**Source document:**
*** Block opens ***
Since the early 2000’s, lack of handwashing has been targeted as a main cause of spreading infections. Over the years, Joint Commission has required organizations to develop and implement hand hygiene programs. As of January 1, 2018, the Joint Commission has decided to take another step to ensure hand hygiene is top of mind while providing direct patient care. Surveyors will now cite a deficiency to a hospital if they see any individual failing to perform hand hygiene.
With this in mind, it may be time to review your current guidelines and look for ways to continually improve. Here are a few steps a facility can take to increase its hand hygiene compliance:
- Emphasize and discuss the importance of hand washing before putting gloves on and after taking gloves off. Research indicates that re-educating staff on proper glove use, including when it is appropriate to use gloves, may increase compliance.
- Show the cost savings of proper hand hygiene. A study published in the Journal of Hospital Infection reported that by increasing the compliance from a baseline 10 percent to 20 percent can be cost-effective solely through reduced MRSA bloodstream infections.
- Create an atmosphere where clinicians feel empowered to speak up when they see breaches in the hand hygiene protocols. This can be difficult especially when the professional hierarchy comes into play. Make sure conversation is open and the risks of non-compliance are known by all staff members.
- Perform random audits of hand hygiene and hold all staff accountable. Consider connecting infection compliance with annual staff evaluations. Develop a tiered penalty system for repeat offenders.
- Familiarize yourself with new technology. Researchers have created guided sensors that alert clinicians to perform hand hygiene before engaging with the patient. The recent study showed these continuous notifications increased compliance to 100%. It also reported that the annual cost of this machine was “an estimated 46 percent lower than an observational hand hygiene program.”
Proper hand hygiene performance has been reported to be at 53.8 percent. As a part of your new year resolutions, look at your facility’s protocols and strive to increase this statistic. Implementing some of the above ideas can be a relatively simple way to prevent the spread of hospital acquired infections – helping your patients and your hospital system!
*** Block closes ***
**Data extract:**
*** Block opens ***
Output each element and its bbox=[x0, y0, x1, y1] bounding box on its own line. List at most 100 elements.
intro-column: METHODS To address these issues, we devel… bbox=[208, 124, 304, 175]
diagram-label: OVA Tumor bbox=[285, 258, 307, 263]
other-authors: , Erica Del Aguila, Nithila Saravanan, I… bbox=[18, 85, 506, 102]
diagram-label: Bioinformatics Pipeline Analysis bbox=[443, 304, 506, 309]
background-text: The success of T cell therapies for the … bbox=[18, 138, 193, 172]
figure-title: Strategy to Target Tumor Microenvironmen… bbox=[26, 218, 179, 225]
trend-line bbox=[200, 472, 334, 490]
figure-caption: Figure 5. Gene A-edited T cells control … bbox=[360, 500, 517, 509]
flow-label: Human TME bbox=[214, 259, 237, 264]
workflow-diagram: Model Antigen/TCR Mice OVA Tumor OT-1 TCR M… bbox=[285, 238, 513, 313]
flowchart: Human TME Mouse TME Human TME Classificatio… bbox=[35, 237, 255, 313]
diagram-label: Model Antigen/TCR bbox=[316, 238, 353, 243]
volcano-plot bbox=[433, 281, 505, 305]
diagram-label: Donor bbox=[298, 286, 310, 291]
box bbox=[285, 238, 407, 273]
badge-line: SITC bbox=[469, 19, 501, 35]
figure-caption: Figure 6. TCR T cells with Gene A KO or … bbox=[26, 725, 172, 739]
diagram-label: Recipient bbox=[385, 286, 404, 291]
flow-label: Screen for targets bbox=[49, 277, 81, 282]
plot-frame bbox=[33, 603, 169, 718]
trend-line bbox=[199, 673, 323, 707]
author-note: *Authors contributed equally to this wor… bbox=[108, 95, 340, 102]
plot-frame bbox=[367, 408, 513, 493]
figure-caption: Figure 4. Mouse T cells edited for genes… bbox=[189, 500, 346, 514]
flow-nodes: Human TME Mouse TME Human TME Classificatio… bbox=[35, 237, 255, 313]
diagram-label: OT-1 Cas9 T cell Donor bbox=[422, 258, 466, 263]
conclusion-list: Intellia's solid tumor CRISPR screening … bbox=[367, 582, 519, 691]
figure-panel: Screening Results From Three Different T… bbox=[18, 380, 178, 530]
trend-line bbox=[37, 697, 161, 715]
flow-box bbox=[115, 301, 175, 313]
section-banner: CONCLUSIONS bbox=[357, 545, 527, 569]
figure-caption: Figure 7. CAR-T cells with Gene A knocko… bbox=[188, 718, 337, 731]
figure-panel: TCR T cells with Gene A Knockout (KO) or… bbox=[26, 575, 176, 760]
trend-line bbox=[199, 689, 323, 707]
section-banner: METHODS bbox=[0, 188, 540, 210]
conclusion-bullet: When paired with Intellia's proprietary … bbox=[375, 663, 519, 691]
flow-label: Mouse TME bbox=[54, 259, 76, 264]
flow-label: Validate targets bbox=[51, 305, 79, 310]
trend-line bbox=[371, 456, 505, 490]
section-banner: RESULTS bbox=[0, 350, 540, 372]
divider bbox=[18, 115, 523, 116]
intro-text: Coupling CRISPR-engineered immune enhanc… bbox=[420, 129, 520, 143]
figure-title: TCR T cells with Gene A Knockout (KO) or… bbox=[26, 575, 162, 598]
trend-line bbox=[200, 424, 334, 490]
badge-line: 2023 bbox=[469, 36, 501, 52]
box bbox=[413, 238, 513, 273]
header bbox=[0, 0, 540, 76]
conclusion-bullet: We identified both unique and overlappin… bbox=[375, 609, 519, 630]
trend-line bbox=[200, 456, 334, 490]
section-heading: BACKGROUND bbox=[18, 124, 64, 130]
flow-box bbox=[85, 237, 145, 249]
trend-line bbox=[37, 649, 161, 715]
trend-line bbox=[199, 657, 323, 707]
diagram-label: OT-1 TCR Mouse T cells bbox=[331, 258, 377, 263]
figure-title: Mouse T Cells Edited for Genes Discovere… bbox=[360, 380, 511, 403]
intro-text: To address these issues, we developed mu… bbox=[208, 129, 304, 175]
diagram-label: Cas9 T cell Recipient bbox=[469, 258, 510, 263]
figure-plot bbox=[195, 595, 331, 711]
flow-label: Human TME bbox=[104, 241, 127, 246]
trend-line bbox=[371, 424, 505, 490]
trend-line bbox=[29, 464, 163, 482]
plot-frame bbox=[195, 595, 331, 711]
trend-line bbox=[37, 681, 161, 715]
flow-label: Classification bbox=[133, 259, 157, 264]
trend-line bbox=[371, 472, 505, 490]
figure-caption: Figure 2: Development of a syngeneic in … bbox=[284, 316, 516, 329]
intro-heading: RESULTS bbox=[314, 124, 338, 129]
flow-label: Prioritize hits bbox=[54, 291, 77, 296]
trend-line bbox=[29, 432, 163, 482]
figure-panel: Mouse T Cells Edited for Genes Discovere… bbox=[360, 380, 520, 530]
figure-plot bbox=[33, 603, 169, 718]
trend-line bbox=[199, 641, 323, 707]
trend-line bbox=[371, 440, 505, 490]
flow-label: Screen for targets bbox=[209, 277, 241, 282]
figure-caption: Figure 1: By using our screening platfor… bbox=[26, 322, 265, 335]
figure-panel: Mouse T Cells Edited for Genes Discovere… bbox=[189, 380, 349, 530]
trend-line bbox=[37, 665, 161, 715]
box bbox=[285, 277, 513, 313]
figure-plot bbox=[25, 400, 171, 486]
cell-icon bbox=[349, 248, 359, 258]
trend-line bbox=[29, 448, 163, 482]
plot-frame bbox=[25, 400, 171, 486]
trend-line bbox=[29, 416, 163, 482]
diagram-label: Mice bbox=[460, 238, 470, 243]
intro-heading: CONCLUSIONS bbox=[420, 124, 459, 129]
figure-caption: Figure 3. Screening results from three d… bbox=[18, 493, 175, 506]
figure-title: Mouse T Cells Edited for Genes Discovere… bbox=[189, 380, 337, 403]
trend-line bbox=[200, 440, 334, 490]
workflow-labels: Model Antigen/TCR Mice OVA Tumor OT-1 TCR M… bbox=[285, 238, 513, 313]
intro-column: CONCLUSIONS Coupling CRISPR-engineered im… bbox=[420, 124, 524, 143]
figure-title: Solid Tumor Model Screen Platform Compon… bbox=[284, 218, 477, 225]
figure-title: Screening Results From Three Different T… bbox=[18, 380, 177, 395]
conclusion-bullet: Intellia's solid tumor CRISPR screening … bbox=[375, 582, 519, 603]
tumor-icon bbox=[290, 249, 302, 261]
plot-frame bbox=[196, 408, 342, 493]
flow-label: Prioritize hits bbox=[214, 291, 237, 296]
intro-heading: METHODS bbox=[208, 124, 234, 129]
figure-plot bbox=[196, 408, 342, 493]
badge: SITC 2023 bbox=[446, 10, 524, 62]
*** Block closes ***
**Prompt:** Under the hand hygiene text, what will surveyors do as of January 1, 2018, if they see any individual failing to perform hand hygiene? The records are separate material with no connection to the text.

**Task result:** They will cite a deficiency to the hospital.